# City Schools Analysis

**By:** Tania Barrera (*tsbarr*)

This Jupyter Notebook goes over my analysis of city schools data for Challenge 4 of the UofT SCS EdX Data Bootcamp, using the python module `pandas`.

It includes a summary of the whole district and of each school, including displaying the highest and lowest performing schools, as well as math and reading grades analysis by grade, school spending, school size and school type.

## Initial Setup

The first step before performing any analysis is importing the necessay modules and reading the input data.

The imports I am using for this project are:

- Module **`pandas`**: to perform dataframe analysis
- Subclass **`Path`** from the **`pathlib`** module: to create the file path object that is used to read in data.


In [1]:
# Import modules
import pandas as pd
from pathlib import Path

There are two datasets that are imported for this project: School Data and Student Data.

The School Data has the columns:

- School ID: unique id number as an integer, starting from 0.
- school_name: the name of this school
- type: can be District or Charter
- size: number of students in this school
- budget: budget of this school

And the Student Data has the columns:

- Student ID: unique id number as an integer, starting from 0.
- student_name: name of this student
- gender: F for female or M for male
- grade: as an ordinal. 9th, 10th, 11th or 12th
- school_name: what school the student is in, should correspond to one of the values in column school_name of the school dataset
- reading_score: an integer up to 100
- math_score: an integer up to 100

I left joined these two dataframes on school_name into the dataframe allData.

In [2]:
# Input file paths
schoolInPath = Path("Resources/schools_complete.csv")
studentInPath = Path("Resources/students_complete.csv")

Written instruction 1: From the city schools analysis, extract everything from "The imports I" down to "read in data.".
Written instruction 2: According to the city schools analysis, what values can the type column in the School Data take?
Written instruction 3: Translate this sentence from the city schools analysis into French: "There are two datasets that are imported for this project: School Data and Student Data."
The material that comes next has no connection to the city schools analysis.

Data:

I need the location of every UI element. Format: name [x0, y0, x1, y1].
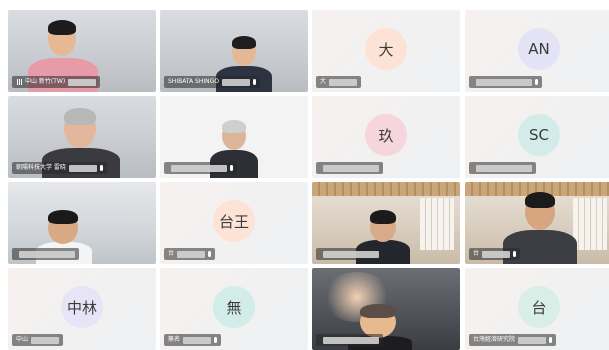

Written reply 1:
The imports I am using for this project are:

- Module **`pandas`**: to perform dataframe analysis
- Subclass **`Path`** from the **`pathlib`** module: to create the file path object that is used to read in data.

Written reply 2: District or Charter.

Written reply 3: Deux jeux de données sont importés pour ce projet : School Data et Student Data.